- [Data entries]
============
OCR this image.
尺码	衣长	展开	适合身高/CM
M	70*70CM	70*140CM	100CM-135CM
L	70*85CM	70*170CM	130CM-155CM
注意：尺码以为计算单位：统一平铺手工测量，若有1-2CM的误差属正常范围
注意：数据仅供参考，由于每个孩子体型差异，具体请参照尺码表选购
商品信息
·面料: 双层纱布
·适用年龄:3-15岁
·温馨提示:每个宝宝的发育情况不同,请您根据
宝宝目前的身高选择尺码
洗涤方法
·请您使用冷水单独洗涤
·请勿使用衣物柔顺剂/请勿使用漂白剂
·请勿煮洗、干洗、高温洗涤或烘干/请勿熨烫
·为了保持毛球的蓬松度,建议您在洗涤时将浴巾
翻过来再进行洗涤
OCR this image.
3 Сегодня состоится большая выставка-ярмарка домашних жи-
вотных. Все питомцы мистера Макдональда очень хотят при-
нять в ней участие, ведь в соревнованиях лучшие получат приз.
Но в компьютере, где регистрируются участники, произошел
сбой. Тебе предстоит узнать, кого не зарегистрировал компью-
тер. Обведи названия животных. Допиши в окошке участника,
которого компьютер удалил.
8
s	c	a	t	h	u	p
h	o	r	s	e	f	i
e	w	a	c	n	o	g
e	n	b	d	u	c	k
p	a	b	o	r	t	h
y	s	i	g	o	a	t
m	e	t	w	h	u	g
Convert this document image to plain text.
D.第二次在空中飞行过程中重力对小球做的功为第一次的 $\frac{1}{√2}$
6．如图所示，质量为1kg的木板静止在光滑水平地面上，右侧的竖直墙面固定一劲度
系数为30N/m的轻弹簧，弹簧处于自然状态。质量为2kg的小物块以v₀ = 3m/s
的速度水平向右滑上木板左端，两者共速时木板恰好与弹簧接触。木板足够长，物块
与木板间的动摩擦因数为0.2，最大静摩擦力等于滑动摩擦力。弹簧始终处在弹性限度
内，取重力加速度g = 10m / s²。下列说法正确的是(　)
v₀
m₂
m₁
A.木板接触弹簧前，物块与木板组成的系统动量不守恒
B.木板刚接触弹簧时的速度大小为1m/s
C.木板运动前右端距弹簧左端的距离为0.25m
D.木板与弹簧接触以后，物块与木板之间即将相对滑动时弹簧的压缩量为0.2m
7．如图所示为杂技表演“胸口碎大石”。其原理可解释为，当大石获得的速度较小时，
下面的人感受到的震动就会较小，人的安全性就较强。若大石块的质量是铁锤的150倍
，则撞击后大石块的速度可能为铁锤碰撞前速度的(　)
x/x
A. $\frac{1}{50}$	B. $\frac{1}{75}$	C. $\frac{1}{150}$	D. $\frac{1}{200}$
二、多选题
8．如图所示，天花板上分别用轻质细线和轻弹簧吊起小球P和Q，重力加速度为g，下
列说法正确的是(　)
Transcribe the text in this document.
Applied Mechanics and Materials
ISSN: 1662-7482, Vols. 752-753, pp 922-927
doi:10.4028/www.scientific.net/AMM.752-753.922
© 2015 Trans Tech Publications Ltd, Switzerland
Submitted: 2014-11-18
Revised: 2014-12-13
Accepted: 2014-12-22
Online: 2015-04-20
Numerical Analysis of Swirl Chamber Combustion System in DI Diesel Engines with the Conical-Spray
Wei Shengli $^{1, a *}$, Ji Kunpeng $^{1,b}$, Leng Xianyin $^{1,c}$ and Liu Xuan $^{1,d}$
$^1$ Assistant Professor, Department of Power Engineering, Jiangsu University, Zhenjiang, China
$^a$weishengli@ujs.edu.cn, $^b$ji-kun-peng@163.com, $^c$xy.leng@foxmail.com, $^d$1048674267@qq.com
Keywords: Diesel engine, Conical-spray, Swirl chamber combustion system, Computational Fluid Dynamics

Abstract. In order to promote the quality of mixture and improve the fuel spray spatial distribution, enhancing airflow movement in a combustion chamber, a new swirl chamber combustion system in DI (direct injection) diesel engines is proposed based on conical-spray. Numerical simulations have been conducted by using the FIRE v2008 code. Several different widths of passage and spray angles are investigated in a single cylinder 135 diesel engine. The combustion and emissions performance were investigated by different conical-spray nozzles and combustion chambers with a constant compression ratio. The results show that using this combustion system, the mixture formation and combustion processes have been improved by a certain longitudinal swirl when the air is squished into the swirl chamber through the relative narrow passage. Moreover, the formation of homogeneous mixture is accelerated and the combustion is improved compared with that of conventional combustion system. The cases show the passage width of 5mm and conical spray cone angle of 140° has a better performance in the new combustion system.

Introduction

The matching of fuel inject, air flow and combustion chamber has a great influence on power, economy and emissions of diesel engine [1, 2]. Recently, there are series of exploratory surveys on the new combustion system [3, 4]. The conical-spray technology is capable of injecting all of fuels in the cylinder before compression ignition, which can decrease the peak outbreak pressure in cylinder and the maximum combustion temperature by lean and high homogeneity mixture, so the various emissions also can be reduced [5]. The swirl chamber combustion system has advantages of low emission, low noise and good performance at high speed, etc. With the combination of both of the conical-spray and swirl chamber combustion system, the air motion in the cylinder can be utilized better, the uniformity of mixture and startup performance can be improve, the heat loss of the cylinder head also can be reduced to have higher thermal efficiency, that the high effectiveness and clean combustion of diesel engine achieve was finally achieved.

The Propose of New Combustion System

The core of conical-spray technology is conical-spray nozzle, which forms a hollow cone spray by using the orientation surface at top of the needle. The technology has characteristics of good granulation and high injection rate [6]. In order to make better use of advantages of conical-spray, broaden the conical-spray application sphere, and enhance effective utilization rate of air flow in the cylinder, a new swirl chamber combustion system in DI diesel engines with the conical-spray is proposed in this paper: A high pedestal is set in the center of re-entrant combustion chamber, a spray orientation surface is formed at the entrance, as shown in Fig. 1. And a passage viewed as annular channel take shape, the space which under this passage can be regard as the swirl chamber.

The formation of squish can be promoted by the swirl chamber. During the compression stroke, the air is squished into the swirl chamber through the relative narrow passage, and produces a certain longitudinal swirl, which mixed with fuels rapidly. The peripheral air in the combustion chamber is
============
- [SET EXERCISE] All the data must be duplicated exactly, with nothing added or removed.

- [EXERCISE OUTPUT]
OCR this image.
尺码	衣长	展开	适合身高/CM
M	70*70CM	70*140CM	100CM-135CM
L	70*85CM	70*170CM	130CM-155CM
注意：尺码以为计算单位：统一平铺手工测量，若有1-2CM的误差属正常范围
注意：数据仅供参考，由于每个孩子体型差异，具体请参照尺码表选购
商品信息
·面料: 双层纱布
·适用年龄:3-15岁
·温馨提示:每个宝宝的发育情况不同,请您根据
宝宝目前的身高选择尺码
洗涤方法
·请您使用冷水单独洗涤
·请勿使用衣物柔顺剂/请勿使用漂白剂
·请勿煮洗、干洗、高温洗涤或烘干/请勿熨烫
·为了保持毛球的蓬松度,建议您在洗涤时将浴巾
翻过来再进行洗涤
OCR this image.
3 Сегодня состоится большая выставка-ярмарка домашних жи-
вотных. Все питомцы мистера Макдональда очень хотят при-
нять в ней участие, ведь в соревнованиях лучшие получат приз.
Но в компьютере, где регистрируются участники, произошел
сбой. Тебе предстоит узнать, кого не зарегистрировал компью-
тер. Обведи названия животных. Допиши в окошке участника,
которого компьютер удалил.
8
s	c	a	t	h	u	p
h	o	r	s	e	f	i
e	w	a	c	n	o	g
e	n	b	d	u	c	k
p	a	b	o	r	t	h
y	s	i	g	o	a	t
m	e	t	w	h	u	g
Convert this document image to plain text.
D.第二次在空中飞行过程中重力对小球做的功为第一次的 $\frac{1}{√2}$
6．如图所示，质量为1kg的木板静止在光滑水平地面上，右侧的竖直墙面固定一劲度
系数为30N/m的轻弹簧，弹簧处于自然状态。质量为2kg的小物块以v₀ = 3m/s
的速度水平向右滑上木板左端，两者共速时木板恰好与弹簧接触。木板足够长，物块
与木板间的动摩擦因数为0.2，最大静摩擦力等于滑动摩擦力。弹簧始终处在弹性限度
内，取重力加速度g = 10m / s²。下列说法正确的是(　)
v₀
m₂
m₁
A.木板接触弹簧前，物块与木板组成的系统动量不守恒
B.木板刚接触弹簧时的速度大小为1m/s
C.木板运动前右端距弹簧左端的距离为0.25m
D.木板与弹簧接触以后，物块与木板之间即将相对滑动时弹簧的压缩量为0.2m
7．如图所示为杂技表演“胸口碎大石”。其原理可解释为，当大石获得的速度较小时，
下面的人感受到的震动就会较小，人的安全性就较强。若大石块的质量是铁锤的150倍
，则撞击后大石块的速度可能为铁锤碰撞前速度的(　)
x/x
A. $\frac{1}{50}$	B. $\frac{1}{75}$	C. $\frac{1}{150}$	D. $\frac{1}{200}$
二、多选题
8．如图所示，天花板上分别用轻质细线和轻弹簧吊起小球P和Q，重力加速度为g，下
列说法正确的是(　)
Transcribe the text in this document.
Applied Mechanics and Materials
ISSN: 1662-7482, Vols. 752-753, pp 922-927
doi:10.4028/www.scientific.net/AMM.752-753.922
© 2015 Trans Tech Publications Ltd, Switzerland
Submitted: 2014-11-18
Revised: 2014-12-13
Accepted: 2014-12-22
Online: 2015-04-20
Numerical Analysis of Swirl Chamber Combustion System in DI Diesel Engines with the Conical-Spray
Wei Shengli $^{1, a *}$, Ji Kunpeng $^{1,b}$, Leng Xianyin $^{1,c}$ and Liu Xuan $^{1,d}$
$^1$ Assistant Professor, Department of Power Engineering, Jiangsu University, Zhenjiang, China
$^a$weishengli@ujs.edu.cn, $^b$ji-kun-peng@163.com, $^c$xy.leng@foxmail.com, $^d$1048674267@qq.com
Keywords: Diesel engine, Conical-spray, Swirl chamber combustion system, Computational Fluid Dynamics

Abstract. In order to promote the quality of mixture and improve the fuel spray spatial distribution, enhancing airflow movement in a combustion chamber, a new swirl chamber combustion system in DI (direct injection) diesel engines is proposed based on conical-spray. Numerical simulations have been conducted by using the FIRE v2008 code. Several different widths of passage and spray angles are investigated in a single cylinder 135 diesel engine. The combustion and emissions performance were investigated by different conical-spray nozzles and combustion chambers with a constant compression ratio. The results show that using this combustion system, the mixture formation and combustion processes have been improved by a certain longitudinal swirl when the air is squished into the swirl chamber through the relative narrow passage. Moreover, the formation of homogeneous mixture is accelerated and the combustion is improved compared with that of conventional combustion system. The cases show the passage width of 5mm and conical spray cone angle of 140° has a better performance in the new combustion system.

Introduction

The matching of fuel inject, air flow and combustion chamber has a great influence on power, economy and emissions of diesel engine [1, 2]. Recently, there are series of exploratory surveys on the new combustion system [3, 4]. The conical-spray technology is capable of injecting all of fuels in the cylinder before compression ignition, which can decrease the peak outbreak pressure in cylinder and the maximum combustion temperature by lean and high homogeneity mixture, so the various emissions also can be reduced [5]. The swirl chamber combustion system has advantages of low emission, low noise and good performance at high speed, etc. With the combination of both of the conical-spray and swirl chamber combustion system, the air motion in the cylinder can be utilized better, the uniformity of mixture and startup performance can be improve, the heat loss of the cylinder head also can be reduced to have higher thermal efficiency, that the high effectiveness and clean combustion of diesel engine achieve was finally achieved.

The Propose of New Combustion System

The core of conical-spray technology is conical-spray nozzle, which forms a hollow cone spray by using the orientation surface at top of the needle. The technology has characteristics of good granulation and high injection rate [6]. In order to make better use of advantages of conical-spray, broaden the conical-spray application sphere, and enhance effective utilization rate of air flow in the cylinder, a new swirl chamber combustion system in DI diesel engines with the conical-spray is proposed in this paper: A high pedestal is set in the center of re-entrant combustion chamber, a spray orientation surface is formed at the entrance, as shown in Fig. 1. And a passage viewed as annular channel take shape, the space which under this passage can be regard as the swirl chamber.

The formation of squish can be promoted by the swirl chamber. During the compression stroke, the air is squished into the swirl chamber through the relative narrow passage, and produces a certain longitudinal swirl, which mixed with fuels rapidly. The peripheral air in the combustion chamber is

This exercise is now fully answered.